• _Records provided_

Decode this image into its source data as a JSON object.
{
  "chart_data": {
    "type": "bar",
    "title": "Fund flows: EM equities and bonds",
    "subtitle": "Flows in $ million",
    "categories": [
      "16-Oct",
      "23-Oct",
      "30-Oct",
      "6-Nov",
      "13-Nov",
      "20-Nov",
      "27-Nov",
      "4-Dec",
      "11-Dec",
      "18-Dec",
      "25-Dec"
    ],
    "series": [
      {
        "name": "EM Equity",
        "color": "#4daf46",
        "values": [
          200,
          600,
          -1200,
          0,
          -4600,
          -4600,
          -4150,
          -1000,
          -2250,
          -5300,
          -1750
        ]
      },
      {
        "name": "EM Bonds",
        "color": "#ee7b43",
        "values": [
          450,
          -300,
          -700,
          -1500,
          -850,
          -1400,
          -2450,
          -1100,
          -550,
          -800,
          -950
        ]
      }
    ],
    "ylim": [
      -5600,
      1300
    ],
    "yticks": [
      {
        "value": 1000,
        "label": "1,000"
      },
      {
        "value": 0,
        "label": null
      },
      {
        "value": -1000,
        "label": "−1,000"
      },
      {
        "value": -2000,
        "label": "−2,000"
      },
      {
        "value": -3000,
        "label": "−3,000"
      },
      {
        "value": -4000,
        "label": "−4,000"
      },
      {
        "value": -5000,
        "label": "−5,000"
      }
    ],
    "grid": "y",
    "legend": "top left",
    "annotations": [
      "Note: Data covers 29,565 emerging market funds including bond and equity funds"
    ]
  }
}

• _Problem to solve_
Print the material above once more, exactly.

• _Complete output_
Decode this image into its source data as a JSON object.
{
  "chart_data": {
    "type": "bar",
    "title": "Fund flows: EM equities and bonds",
    "subtitle": "Flows in $ million",
    "categories": [
      "16-Oct",
      "23-Oct",
      "30-Oct",
      "6-Nov",
      "13-Nov",
      "20-Nov",
      "27-Nov",
      "4-Dec",
      "11-Dec",
      "18-Dec",
      "25-Dec"
    ],
    "series": [
      {
        "name": "EM Equity",
        "color": "#4daf46",
        "values": [
          200,
          600,
          -1200,
          0,
          -4600,
          -4600,
          -4150,
          -1000,
          -2250,
          -5300,
          -1750
        ]
      },
      {
        "name": "EM Bonds",
        "color": "#ee7b43",
        "values": [
          450,
          -300,
          -700,
          -1500,
          -850,
          -1400,
          -2450,
          -1100,
          -550,
          -800,
          -950
        ]
      }
    ],
    "ylim": [
      -5600,
      1300
    ],
    "yticks": [
      {
        "value": 1000,
        "label": "1,000"
      },
      {
        "value": 0,
        "label": null
      },
      {
        "value": -1000,
        "label": "−1,000"
      },
      {
        "value": -2000,
        "label": "−2,000"
      },
      {
        "value": -3000,
        "label": "−3,000"
      },
      {
        "value": -4000,
        "label": "−4,000"
      },
      {
        "value": -5000,
        "label": "−5,000"
      }
    ],
    "grid": "y",
    "legend": "top left",
    "annotations": [
      "Note: Data covers 29,565 emerging market funds including bond and equity funds"
    ]
  }
}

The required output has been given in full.